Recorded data
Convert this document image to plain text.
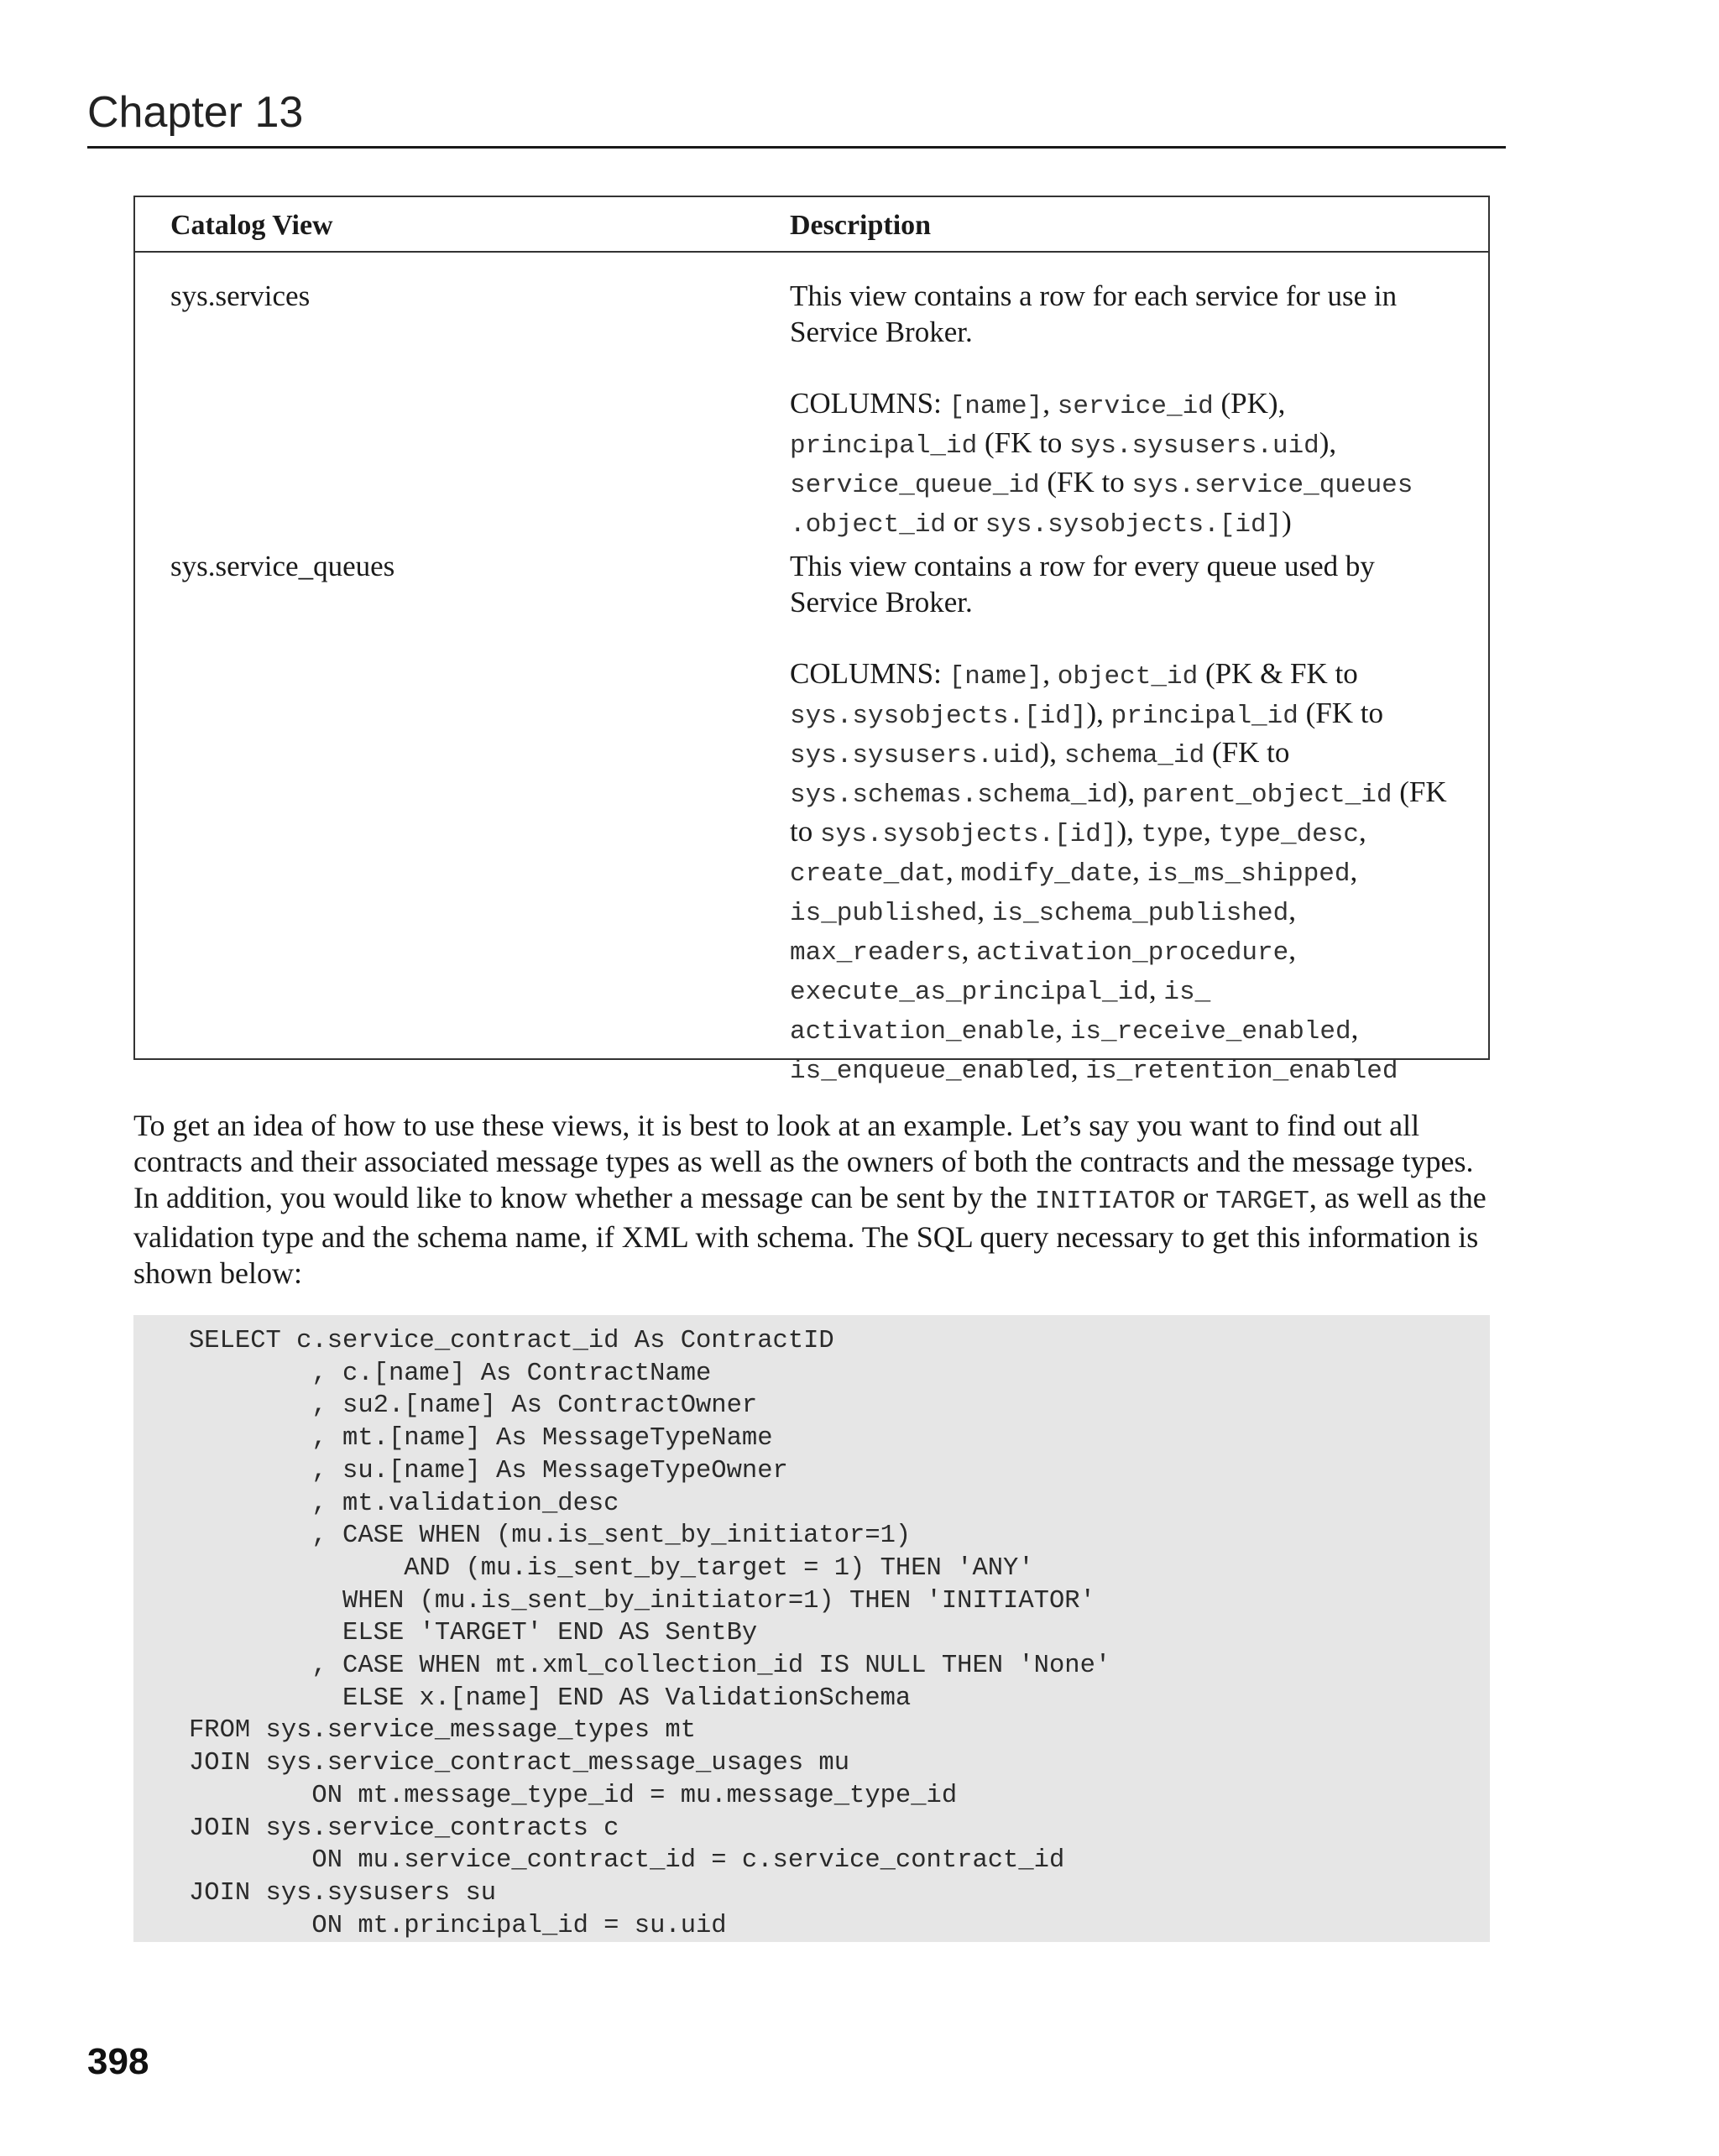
Chapter 13
Catalog View	Description
sys.services	This view contains a row for each service for use in Service Broker.

COLUMNS: [name], service_id (PK), principal_id (FK to sys.sysusers.uid), service_queue_id (FK to sys.service_queues .object_id or sys.sysobjects.[id])

sys.service_queues	This view contains a row for every queue used by Service Broker.

COLUMNS: [name], object_id (PK & FK to sys.sysobjects.[id]), principal_id (FK to sys.sysusers.uid), schema_id (FK to sys.schemas.schema_id), parent_object_id (FK to sys.sysobjects.[id]), type, type_desc, create_dat, modify_date, is_ms_shipped, is_published, is_schema_published, max_readers, activation_procedure, execute_as_principal_id, is_ activation_enable, is_receive_enabled, is_enqueue_enabled, is_retention_enabled

To get an idea of how to use these views, it is best to look at an example. Let’s say you want to find out all contracts and their associated message types as well as the owners of both the contracts and the message types. In addition, you would like to know whether a message can be sent by the INITIATOR or TARGET, as well as the validation type and the schema name, if XML with schema. The SQL query necessary to get this information is shown below:

SELECT c.service_contract_id As ContractID
, c.[name] As ContractName
, su2.[name] As ContractOwner
, mt.[name] As MessageTypeName
, su.[name] As MessageTypeOwner
, mt.validation_desc
, CASE WHEN (mu.is_sent_by_initiator=1)
AND (mu.is_sent_by_target = 1) THEN 'ANY'
WHEN (mu.is_sent_by_initiator=1) THEN 'INITIATOR'
ELSE 'TARGET' END AS SentBy
, CASE WHEN mt.xml_collection_id IS NULL THEN 'None'
ELSE x.[name] END AS ValidationSchema
FROM sys.service_message_types mt
JOIN sys.service_contract_message_usages mu
ON mt.message_type_id = mu.message_type_id
JOIN sys.service_contracts c
ON mu.service_contract_id = c.service_contract_id
JOIN sys.sysusers su
ON mt.principal_id = su.uid
398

OBJECTIVE
Return each line from the material above exactly, but not the pictures.

OUTPUT FOR THIS TASK
Convert this document image to plain text.
Chapter 13
Catalog View	Description
sys.services	This view contains a row for each service for use in Service Broker.

COLUMNS: [name], service_id (PK), principal_id (FK to sys.sysusers.uid), service_queue_id (FK to sys.service_queues .object_id or sys.sysobjects.[id])

sys.service_queues	This view contains a row for every queue used by Service Broker.

COLUMNS: [name], object_id (PK & FK to sys.sysobjects.[id]), principal_id (FK to sys.sysusers.uid), schema_id (FK to sys.schemas.schema_id), parent_object_id (FK to sys.sysobjects.[id]), type, type_desc, create_dat, modify_date, is_ms_shipped, is_published, is_schema_published, max_readers, activation_procedure, execute_as_principal_id, is_ activation_enable, is_receive_enabled, is_enqueue_enabled, is_retention_enabled

To get an idea of how to use these views, it is best to look at an example. Let’s say you want to find out all contracts and their associated message types as well as the owners of both the contracts and the message types. In addition, you would like to know whether a message can be sent by the INITIATOR or TARGET, as well as the validation type and the schema name, if XML with schema. The SQL query necessary to get this information is shown below:

SELECT c.service_contract_id As ContractID
, c.[name] As ContractName
, su2.[name] As ContractOwner
, mt.[name] As MessageTypeName
, su.[name] As MessageTypeOwner
, mt.validation_desc
, CASE WHEN (mu.is_sent_by_initiator=1)
AND (mu.is_sent_by_target = 1) THEN 'ANY'
WHEN (mu.is_sent_by_initiator=1) THEN 'INITIATOR'
ELSE 'TARGET' END AS SentBy
, CASE WHEN mt.xml_collection_id IS NULL THEN 'None'
ELSE x.[name] END AS ValidationSchema
FROM sys.service_message_types mt
JOIN sys.service_contract_message_usages mu
ON mt.message_type_id = mu.message_type_id
JOIN sys.service_contracts c
ON mu.service_contract_id = c.service_contract_id
JOIN sys.sysusers su
ON mt.principal_id = su.uid
398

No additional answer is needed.